Your objective:
The listing beneath should be written out in full, exactly as shown.

(Extracted data entries)
[Start]
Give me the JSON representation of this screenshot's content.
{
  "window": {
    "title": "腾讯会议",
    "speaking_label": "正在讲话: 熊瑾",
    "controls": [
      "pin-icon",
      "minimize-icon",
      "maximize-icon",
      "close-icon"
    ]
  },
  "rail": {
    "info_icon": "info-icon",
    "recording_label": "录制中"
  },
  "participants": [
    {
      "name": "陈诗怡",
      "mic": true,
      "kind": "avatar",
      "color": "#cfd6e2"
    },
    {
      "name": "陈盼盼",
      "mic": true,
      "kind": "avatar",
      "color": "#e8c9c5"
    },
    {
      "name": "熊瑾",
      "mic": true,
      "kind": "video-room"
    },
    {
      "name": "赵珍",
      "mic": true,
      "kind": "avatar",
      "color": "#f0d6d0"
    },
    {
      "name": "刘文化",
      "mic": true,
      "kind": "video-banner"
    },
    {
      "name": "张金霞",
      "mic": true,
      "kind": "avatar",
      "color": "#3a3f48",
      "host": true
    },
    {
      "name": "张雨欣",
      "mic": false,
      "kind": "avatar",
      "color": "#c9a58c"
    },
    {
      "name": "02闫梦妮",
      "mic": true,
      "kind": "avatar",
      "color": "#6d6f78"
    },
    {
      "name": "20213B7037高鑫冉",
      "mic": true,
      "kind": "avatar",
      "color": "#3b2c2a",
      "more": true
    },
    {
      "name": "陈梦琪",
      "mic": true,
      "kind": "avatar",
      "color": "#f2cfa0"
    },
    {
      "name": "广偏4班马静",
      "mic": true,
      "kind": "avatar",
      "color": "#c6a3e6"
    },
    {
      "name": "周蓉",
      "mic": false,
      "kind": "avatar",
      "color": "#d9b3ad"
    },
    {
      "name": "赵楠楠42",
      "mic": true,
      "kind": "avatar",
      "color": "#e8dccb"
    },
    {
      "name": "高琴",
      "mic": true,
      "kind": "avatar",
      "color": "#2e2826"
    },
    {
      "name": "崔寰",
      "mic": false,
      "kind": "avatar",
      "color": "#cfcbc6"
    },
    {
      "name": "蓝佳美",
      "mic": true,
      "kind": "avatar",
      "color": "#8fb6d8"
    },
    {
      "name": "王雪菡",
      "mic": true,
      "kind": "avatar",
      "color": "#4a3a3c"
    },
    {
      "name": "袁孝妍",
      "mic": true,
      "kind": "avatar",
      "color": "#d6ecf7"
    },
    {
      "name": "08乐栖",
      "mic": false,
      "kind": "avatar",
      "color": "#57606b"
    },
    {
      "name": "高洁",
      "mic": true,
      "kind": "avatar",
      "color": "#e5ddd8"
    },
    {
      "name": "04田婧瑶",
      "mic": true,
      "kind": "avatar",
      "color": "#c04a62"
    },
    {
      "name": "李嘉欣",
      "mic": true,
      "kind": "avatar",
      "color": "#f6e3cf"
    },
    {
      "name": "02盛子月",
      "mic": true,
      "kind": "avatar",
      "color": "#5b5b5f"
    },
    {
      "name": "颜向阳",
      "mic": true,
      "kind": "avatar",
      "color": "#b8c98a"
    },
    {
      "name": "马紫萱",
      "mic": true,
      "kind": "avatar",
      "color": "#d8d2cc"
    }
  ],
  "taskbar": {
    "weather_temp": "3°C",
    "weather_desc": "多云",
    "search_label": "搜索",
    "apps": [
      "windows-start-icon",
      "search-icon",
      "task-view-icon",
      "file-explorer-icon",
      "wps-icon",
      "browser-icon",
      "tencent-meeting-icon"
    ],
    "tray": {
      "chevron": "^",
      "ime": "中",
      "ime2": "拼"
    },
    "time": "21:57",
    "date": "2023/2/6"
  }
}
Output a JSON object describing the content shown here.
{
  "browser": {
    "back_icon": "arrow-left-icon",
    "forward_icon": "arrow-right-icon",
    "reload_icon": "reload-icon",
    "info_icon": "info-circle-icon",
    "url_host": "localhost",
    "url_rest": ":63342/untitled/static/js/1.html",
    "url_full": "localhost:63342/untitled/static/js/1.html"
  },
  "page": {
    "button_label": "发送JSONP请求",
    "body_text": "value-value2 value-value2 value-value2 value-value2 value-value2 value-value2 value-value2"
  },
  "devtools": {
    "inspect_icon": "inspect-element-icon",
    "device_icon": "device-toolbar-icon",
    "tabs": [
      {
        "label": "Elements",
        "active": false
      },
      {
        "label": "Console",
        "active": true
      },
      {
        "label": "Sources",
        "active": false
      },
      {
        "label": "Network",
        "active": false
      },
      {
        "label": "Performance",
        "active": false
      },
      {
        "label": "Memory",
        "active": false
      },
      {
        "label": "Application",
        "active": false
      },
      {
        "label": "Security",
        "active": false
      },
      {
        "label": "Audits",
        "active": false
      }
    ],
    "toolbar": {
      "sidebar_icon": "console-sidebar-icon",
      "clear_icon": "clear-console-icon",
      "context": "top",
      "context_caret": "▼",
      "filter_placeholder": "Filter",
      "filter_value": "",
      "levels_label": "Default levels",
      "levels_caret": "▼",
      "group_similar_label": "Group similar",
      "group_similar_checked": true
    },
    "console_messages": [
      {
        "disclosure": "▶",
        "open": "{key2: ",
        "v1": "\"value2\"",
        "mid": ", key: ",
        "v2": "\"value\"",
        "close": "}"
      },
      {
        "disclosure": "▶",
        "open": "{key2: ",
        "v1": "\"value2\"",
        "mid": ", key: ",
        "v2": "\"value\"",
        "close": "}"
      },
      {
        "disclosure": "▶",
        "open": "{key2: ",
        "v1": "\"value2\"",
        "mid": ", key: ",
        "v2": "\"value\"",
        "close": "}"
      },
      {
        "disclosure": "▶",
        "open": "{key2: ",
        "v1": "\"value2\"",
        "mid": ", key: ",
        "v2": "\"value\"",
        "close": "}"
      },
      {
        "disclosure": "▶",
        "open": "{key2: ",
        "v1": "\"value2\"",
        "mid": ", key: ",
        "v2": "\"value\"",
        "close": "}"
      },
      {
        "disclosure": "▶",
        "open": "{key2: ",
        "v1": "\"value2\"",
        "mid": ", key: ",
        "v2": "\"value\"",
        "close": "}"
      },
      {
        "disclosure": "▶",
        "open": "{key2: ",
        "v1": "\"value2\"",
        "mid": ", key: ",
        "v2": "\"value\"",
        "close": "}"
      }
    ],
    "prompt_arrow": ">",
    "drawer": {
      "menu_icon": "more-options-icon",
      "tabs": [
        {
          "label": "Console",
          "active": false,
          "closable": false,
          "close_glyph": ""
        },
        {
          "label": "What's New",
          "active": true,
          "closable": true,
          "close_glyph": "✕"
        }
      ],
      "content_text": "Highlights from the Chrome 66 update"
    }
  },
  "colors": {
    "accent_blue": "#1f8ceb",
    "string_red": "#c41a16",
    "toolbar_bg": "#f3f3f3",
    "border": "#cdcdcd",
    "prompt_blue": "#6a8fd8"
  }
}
[End]
The output:
Give me the JSON representation of this screenshot's content.
{
  "window": {
    "title": "腾讯会议",
    "speaking_label": "正在讲话: 熊瑾",
    "controls": [
      "pin-icon",
      "minimize-icon",
      "maximize-icon",
      "close-icon"
    ]
  },
  "rail": {
    "info_icon": "info-icon",
    "recording_label": "录制中"
  },
  "participants": [
    {
      "name": "陈诗怡",
      "mic": true,
      "kind": "avatar",
      "color": "#cfd6e2"
    },
    {
      "name": "陈盼盼",
      "mic": true,
      "kind": "avatar",
      "color": "#e8c9c5"
    },
    {
      "name": "熊瑾",
      "mic": true,
      "kind": "video-room"
    },
    {
      "name": "赵珍",
      "mic": true,
      "kind": "avatar",
      "color": "#f0d6d0"
    },
    {
      "name": "刘文化",
      "mic": true,
      "kind": "video-banner"
    },
    {
      "name": "张金霞",
      "mic": true,
      "kind": "avatar",
      "color": "#3a3f48",
      "host": true
    },
    {
      "name": "张雨欣",
      "mic": false,
      "kind": "avatar",
      "color": "#c9a58c"
    },
    {
      "name": "02闫梦妮",
      "mic": true,
      "kind": "avatar",
      "color": "#6d6f78"
    },
    {
      "name": "20213B7037高鑫冉",
      "mic": true,
      "kind": "avatar",
      "color": "#3b2c2a",
      "more": true
    },
    {
      "name": "陈梦琪",
      "mic": true,
      "kind": "avatar",
      "color": "#f2cfa0"
    },
    {
      "name": "广偏4班马静",
      "mic": true,
      "kind": "avatar",
      "color": "#c6a3e6"
    },
    {
      "name": "周蓉",
      "mic": false,
      "kind": "avatar",
      "color": "#d9b3ad"
    },
    {
      "name": "赵楠楠42",
      "mic": true,
      "kind": "avatar",
      "color": "#e8dccb"
    },
    {
      "name": "高琴",
      "mic": true,
      "kind": "avatar",
      "color": "#2e2826"
    },
    {
      "name": "崔寰",
      "mic": false,
      "kind": "avatar",
      "color": "#cfcbc6"
    },
    {
      "name": "蓝佳美",
      "mic": true,
      "kind": "avatar",
      "color": "#8fb6d8"
    },
    {
      "name": "王雪菡",
      "mic": true,
      "kind": "avatar",
      "color": "#4a3a3c"
    },
    {
      "name": "袁孝妍",
      "mic": true,
      "kind": "avatar",
      "color": "#d6ecf7"
    },
    {
      "name": "08乐栖",
      "mic": false,
      "kind": "avatar",
      "color": "#57606b"
    },
    {
      "name": "高洁",
      "mic": true,
      "kind": "avatar",
      "color": "#e5ddd8"
    },
    {
      "name": "04田婧瑶",
      "mic": true,
      "kind": "avatar",
      "color": "#c04a62"
    },
    {
      "name": "李嘉欣",
      "mic": true,
      "kind": "avatar",
      "color": "#f6e3cf"
    },
    {
      "name": "02盛子月",
      "mic": true,
      "kind": "avatar",
      "color": "#5b5b5f"
    },
    {
      "name": "颜向阳",
      "mic": true,
      "kind": "avatar",
      "color": "#b8c98a"
    },
    {
      "name": "马紫萱",
      "mic": true,
      "kind": "avatar",
      "color": "#d8d2cc"
    }
  ],
  "taskbar": {
    "weather_temp": "3°C",
    "weather_desc": "多云",
    "search_label": "搜索",
    "apps": [
      "windows-start-icon",
      "search-icon",
      "task-view-icon",
      "file-explorer-icon",
      "wps-icon",
      "browser-icon",
      "tencent-meeting-icon"
    ],
    "tray": {
      "chevron": "^",
      "ime": "中",
      "ime2": "拼"
    },
    "time": "21:57",
    "date": "2023/2/6"
  }
}
Output a JSON object describing the content shown here.
{
  "browser": {
    "back_icon": "arrow-left-icon",
    "forward_icon": "arrow-right-icon",
    "reload_icon": "reload-icon",
    "info_icon": "info-circle-icon",
    "url_host": "localhost",
    "url_rest": ":63342/untitled/static/js/1.html",
    "url_full": "localhost:63342/untitled/static/js/1.html"
  },
  "page": {
    "button_label": "发送JSONP请求",
    "body_text": "value-value2 value-value2 value-value2 value-value2 value-value2 value-value2 value-value2"
  },
  "devtools": {
    "inspect_icon": "inspect-element-icon",
    "device_icon": "device-toolbar-icon",
    "tabs": [
      {
        "label": "Elements",
        "active": false
      },
      {
        "label": "Console",
        "active": true
      },
      {
        "label": "Sources",
        "active": false
      },
      {
        "label": "Network",
        "active": false
      },
      {
        "label": "Performance",
        "active": false
      },
      {
        "label": "Memory",
        "active": false
      },
      {
        "label": "Application",
        "active": false
      },
      {
        "label": "Security",
        "active": false
      },
      {
        "label": "Audits",
        "active": false
      }
    ],
    "toolbar": {
      "sidebar_icon": "console-sidebar-icon",
      "clear_icon": "clear-console-icon",
      "context": "top",
      "context_caret": "▼",
      "filter_placeholder": "Filter",
      "filter_value": "",
      "levels_label": "Default levels",
      "levels_caret": "▼",
      "group_similar_label": "Group similar",
      "group_similar_checked": true
    },
    "console_messages": [
      {
        "disclosure": "▶",
        "open": "{key2: ",
        "v1": "\"value2\"",
        "mid": ", key: ",
        "v2": "\"value\"",
        "close": "}"
      },
      {
        "disclosure": "▶",
        "open": "{key2: ",
        "v1": "\"value2\"",
        "mid": ", key: ",
        "v2": "\"value\"",
        "close": "}"
      },
      {
        "disclosure": "▶",
        "open": "{key2: ",
        "v1": "\"value2\"",
        "mid": ", key: ",
        "v2": "\"value\"",
        "close": "}"
      },
      {
        "disclosure": "▶",
        "open": "{key2: ",
        "v1": "\"value2\"",
        "mid": ", key: ",
        "v2": "\"value\"",
        "close": "}"
      },
      {
        "disclosure": "▶",
        "open": "{key2: ",
        "v1": "\"value2\"",
        "mid": ", key: ",
        "v2": "\"value\"",
        "close": "}"
      },
      {
        "disclosure": "▶",
        "open": "{key2: ",
        "v1": "\"value2\"",
        "mid": ", key: ",
        "v2": "\"value\"",
        "close": "}"
      },
      {
        "disclosure": "▶",
        "open": "{key2: ",
        "v1": "\"value2\"",
        "mid": ", key: ",
        "v2": "\"value\"",
        "close": "}"
      }
    ],
    "prompt_arrow": ">",
    "drawer": {
      "menu_icon": "more-options-icon",
      "tabs": [
        {
          "label": "Console",
          "active": false,
          "closable": false,
          "close_glyph": ""
        },
        {
          "label": "What's New",
          "active": true,
          "closable": true,
          "close_glyph": "✕"
        }
      ],
      "content_text": "Highlights from the Chrome 66 update"
    }
  },
  "colors": {
    "accent_blue": "#1f8ceb",
    "string_red": "#c41a16",
    "toolbar_bg": "#f3f3f3",
    "border": "#cdcdcd",
    "prompt_blue": "#6a8fd8"
  }
}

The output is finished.